→ Entries supplied:

(begin)

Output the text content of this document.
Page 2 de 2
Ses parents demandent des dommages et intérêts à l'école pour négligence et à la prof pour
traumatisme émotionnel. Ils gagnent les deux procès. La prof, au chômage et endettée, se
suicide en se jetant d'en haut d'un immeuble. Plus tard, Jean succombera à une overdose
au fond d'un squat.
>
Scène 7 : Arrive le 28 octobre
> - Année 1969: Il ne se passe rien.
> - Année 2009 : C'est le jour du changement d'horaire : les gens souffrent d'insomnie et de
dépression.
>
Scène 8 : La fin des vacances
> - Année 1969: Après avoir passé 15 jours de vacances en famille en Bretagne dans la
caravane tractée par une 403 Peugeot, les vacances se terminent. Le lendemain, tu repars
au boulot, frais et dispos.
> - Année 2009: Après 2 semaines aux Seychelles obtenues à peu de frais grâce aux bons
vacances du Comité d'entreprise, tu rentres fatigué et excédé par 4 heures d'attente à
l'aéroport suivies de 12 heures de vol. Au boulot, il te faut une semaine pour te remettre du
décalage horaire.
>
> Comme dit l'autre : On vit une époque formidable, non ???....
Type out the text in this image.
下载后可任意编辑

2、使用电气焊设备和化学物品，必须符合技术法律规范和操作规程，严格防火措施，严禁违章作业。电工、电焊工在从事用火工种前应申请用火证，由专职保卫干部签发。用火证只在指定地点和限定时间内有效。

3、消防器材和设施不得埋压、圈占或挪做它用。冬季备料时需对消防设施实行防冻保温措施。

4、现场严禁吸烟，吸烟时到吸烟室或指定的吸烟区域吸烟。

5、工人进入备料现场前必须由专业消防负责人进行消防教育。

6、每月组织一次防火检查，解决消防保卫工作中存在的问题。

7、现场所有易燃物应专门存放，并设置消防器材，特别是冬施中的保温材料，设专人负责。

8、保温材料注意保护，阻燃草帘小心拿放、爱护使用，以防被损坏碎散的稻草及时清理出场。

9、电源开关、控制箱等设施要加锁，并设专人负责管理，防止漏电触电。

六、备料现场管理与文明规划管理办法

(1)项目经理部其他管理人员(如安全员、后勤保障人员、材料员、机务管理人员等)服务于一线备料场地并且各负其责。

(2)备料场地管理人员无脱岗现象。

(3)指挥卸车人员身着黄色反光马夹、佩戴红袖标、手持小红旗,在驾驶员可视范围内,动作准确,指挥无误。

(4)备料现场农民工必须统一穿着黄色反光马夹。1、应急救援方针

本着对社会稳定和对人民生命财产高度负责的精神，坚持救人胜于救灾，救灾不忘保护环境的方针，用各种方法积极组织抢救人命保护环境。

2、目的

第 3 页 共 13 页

(end)

→ What you need to do: Write an exact transcription of every entry above.

→ Answer to this exercise:
Output the text content of this document.
Page 2 de 2
Ses parents demandent des dommages et intérêts à l'école pour négligence et à la prof pour
traumatisme émotionnel. Ils gagnent les deux procès. La prof, au chômage et endettée, se
suicide en se jetant d'en haut d'un immeuble. Plus tard, Jean succombera à une overdose
au fond d'un squat.
>
Scène 7 : Arrive le 28 octobre
> - Année 1969: Il ne se passe rien.
> - Année 2009 : C'est le jour du changement d'horaire : les gens souffrent d'insomnie et de
dépression.
>
Scène 8 : La fin des vacances
> - Année 1969: Après avoir passé 15 jours de vacances en famille en Bretagne dans la
caravane tractée par une 403 Peugeot, les vacances se terminent. Le lendemain, tu repars
au boulot, frais et dispos.
> - Année 2009: Après 2 semaines aux Seychelles obtenues à peu de frais grâce aux bons
vacances du Comité d'entreprise, tu rentres fatigué et excédé par 4 heures d'attente à
l'aéroport suivies de 12 heures de vol. Au boulot, il te faut une semaine pour te remettre du
décalage horaire.
>
> Comme dit l'autre : On vit une époque formidable, non ???....
Type out the text in this image.
下载后可任意编辑

2、使用电气焊设备和化学物品，必须符合技术法律规范和操作规程，严格防火措施，严禁违章作业。电工、电焊工在从事用火工种前应申请用火证，由专职保卫干部签发。用火证只在指定地点和限定时间内有效。

3、消防器材和设施不得埋压、圈占或挪做它用。冬季备料时需对消防设施实行防冻保温措施。

4、现场严禁吸烟，吸烟时到吸烟室或指定的吸烟区域吸烟。

5、工人进入备料现场前必须由专业消防负责人进行消防教育。

6、每月组织一次防火检查，解决消防保卫工作中存在的问题。

7、现场所有易燃物应专门存放，并设置消防器材，特别是冬施中的保温材料，设专人负责。

8、保温材料注意保护，阻燃草帘小心拿放、爱护使用，以防被损坏碎散的稻草及时清理出场。

9、电源开关、控制箱等设施要加锁，并设专人负责管理，防止漏电触电。

六、备料现场管理与文明规划管理办法

(1)项目经理部其他管理人员(如安全员、后勤保障人员、材料员、机务管理人员等)服务于一线备料场地并且各负其责。

(2)备料场地管理人员无脱岗现象。

(3)指挥卸车人员身着黄色反光马夹、佩戴红袖标、手持小红旗,在驾驶员可视范围内,动作准确,指挥无误。

(4)备料现场农民工必须统一穿着黄色反光马夹。1、应急救援方针

本着对社会稳定和对人民生命财产高度负责的精神，坚持救人胜于救灾，救灾不忘保护环境的方针，用各种方法积极组织抢救人命保护环境。

2、目的

第 3 页 共 13 页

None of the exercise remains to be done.